> [Task prompt]
Comb through the entries for "into" and pull out each line that holds it.
=== Input data ===
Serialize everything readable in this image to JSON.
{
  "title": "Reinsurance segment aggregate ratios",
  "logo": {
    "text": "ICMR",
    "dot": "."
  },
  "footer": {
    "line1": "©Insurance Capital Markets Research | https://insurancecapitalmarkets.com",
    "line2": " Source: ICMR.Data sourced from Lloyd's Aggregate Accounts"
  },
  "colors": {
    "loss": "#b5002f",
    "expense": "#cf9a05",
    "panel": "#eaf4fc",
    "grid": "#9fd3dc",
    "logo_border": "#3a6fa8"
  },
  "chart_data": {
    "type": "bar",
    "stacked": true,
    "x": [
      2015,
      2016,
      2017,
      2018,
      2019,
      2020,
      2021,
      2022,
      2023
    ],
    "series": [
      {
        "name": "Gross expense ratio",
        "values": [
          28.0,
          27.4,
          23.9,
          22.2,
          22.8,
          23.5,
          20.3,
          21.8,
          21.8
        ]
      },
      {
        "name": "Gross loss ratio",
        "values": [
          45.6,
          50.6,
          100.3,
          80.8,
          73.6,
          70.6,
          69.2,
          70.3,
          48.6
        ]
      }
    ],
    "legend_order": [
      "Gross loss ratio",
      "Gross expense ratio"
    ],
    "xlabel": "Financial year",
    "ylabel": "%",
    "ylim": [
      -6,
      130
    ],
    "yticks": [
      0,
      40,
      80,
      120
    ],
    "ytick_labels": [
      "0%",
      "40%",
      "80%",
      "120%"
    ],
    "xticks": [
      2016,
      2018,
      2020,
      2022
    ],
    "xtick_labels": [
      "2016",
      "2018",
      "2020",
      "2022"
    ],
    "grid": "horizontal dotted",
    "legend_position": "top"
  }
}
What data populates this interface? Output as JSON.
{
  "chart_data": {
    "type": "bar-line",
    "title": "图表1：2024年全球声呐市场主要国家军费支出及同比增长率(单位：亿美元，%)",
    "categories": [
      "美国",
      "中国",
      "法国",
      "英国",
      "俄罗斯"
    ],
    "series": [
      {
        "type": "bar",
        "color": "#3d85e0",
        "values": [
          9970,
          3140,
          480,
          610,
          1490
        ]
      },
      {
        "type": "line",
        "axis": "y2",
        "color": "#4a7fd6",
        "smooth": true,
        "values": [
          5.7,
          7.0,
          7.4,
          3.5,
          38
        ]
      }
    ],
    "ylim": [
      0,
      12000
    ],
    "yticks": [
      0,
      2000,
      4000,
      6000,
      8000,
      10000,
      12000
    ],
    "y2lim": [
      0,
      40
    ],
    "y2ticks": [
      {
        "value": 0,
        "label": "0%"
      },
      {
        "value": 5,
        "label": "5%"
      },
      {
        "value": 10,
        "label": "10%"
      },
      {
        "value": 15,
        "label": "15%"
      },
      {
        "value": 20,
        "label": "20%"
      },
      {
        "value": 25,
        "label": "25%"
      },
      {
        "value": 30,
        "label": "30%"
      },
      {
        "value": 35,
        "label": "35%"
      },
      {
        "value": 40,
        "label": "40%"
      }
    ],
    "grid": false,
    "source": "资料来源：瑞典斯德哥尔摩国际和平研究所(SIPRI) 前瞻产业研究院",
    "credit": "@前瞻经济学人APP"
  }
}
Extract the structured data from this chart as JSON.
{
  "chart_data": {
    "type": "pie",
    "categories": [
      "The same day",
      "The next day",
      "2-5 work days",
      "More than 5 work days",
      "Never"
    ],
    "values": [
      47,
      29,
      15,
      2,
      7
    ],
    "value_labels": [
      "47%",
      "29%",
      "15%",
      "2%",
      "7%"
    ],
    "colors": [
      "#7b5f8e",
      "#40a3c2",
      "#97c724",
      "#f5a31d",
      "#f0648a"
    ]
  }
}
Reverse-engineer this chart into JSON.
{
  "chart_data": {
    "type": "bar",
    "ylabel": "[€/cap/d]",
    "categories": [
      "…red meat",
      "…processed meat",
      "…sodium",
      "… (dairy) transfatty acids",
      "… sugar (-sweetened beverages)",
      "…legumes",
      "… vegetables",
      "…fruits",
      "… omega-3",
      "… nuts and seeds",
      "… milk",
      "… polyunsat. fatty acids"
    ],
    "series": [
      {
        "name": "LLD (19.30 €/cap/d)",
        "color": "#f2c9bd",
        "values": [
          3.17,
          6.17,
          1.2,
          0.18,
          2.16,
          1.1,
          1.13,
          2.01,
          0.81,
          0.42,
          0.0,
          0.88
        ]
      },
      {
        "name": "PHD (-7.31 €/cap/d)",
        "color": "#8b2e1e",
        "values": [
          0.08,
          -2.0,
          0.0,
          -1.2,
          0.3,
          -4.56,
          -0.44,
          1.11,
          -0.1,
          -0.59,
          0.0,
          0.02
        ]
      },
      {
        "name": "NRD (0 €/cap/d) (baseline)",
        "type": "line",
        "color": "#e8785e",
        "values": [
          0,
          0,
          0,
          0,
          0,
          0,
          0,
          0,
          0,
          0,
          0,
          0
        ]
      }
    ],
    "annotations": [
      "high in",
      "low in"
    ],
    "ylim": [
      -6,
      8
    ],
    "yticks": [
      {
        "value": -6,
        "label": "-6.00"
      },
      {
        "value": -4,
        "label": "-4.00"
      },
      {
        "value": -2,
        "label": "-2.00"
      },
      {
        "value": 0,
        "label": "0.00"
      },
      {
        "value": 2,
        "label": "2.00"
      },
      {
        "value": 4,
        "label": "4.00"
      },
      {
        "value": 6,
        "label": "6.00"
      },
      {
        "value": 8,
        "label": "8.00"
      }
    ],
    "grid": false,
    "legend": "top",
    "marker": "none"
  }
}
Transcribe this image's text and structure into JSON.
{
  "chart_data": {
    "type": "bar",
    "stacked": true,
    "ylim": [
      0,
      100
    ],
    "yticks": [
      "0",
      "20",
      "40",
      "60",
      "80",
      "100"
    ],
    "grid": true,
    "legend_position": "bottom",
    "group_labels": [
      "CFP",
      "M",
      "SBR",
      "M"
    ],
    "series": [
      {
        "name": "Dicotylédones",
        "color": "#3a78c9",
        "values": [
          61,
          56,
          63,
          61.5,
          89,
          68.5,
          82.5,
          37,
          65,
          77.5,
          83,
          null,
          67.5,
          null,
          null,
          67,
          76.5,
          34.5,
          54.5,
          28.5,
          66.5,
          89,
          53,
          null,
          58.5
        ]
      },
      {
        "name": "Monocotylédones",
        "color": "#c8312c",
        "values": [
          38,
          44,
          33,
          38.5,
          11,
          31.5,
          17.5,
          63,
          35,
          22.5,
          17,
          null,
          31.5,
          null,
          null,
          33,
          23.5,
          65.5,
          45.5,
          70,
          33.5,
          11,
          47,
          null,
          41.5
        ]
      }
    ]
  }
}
===
> [Task result]
Reverse-engineer this chart into JSON.
Transcribe this image's text and structure into JSON.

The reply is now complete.